Reply only with how many lines contain the word "title".

[MATERIALS PROVIDED start]

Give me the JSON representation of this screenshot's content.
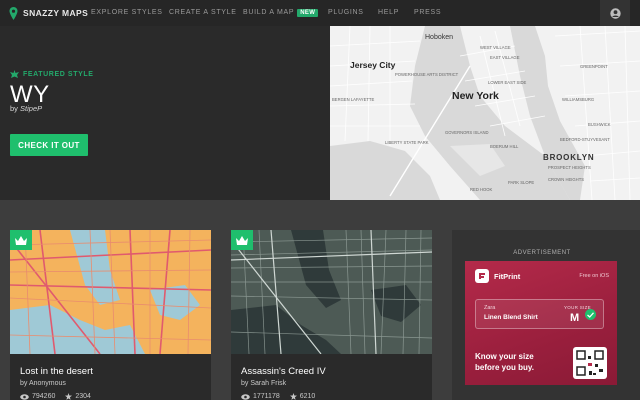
{
  "brand": {
    "name": "SNAZZY MAPS"
  },
  "nav": {
    "items": [
      "EXPLORE STYLES",
      "CREATE A STYLE",
      "BUILD A MAP",
      "PLUGINS",
      "HELP",
      "PRESS"
    ],
    "new_badge": "NEW",
    "accent": "#23a96b"
  },
  "hero": {
    "featured_label": "FEATURED STYLE",
    "title": "WY",
    "by_prefix": "by",
    "author": "StipeP",
    "cta": "CHECK IT OUT",
    "map_labels": {
      "hoboken": "Hoboken",
      "jersey_city": "Jersey City",
      "new_york": "New York",
      "brooklyn": "BROOKLYN",
      "small": [
        "WEST VILLAGE",
        "EAST VILLAGE",
        "LOWER EAST SIDE",
        "GREENPOINT",
        "WILLIAMSBURG",
        "BUSHWICK",
        "PARK SLOPE",
        "PROSPECT HEIGHTS",
        "BEDFORD-STUYVESANT",
        "CROWN HEIGHTS",
        "BOERUM HILL",
        "RED HOOK",
        "LIBERTY STATE PARK",
        "GOVERNORS ISLAND",
        "BERGEN LAFAYETTE",
        "POWERHOUSE ARTS DISTRICT"
      ]
    }
  },
  "cards": [
    {
      "title": "Lost in the desert",
      "author": "by Anonymous",
      "views": "794260",
      "stars": "2304",
      "crown_icon": "crown-icon"
    },
    {
      "title": "Assassin's Creed IV",
      "author": "by Sarah Frisk",
      "views": "1771178",
      "stars": "6210",
      "crown_icon": "crown-icon"
    }
  ],
  "ad": {
    "label": "ADVERTISEMENT",
    "brand": "FitPrint",
    "free_text": "Free on iOS",
    "store": "Zara",
    "product": "Linen Blend Shirt",
    "size_label": "YOUR SIZE",
    "size": "M",
    "headline_1": "Know your size",
    "headline_2": "before you buy."
  }
}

[MATERIALS PROVIDED end]

*THE OUTPUT*
3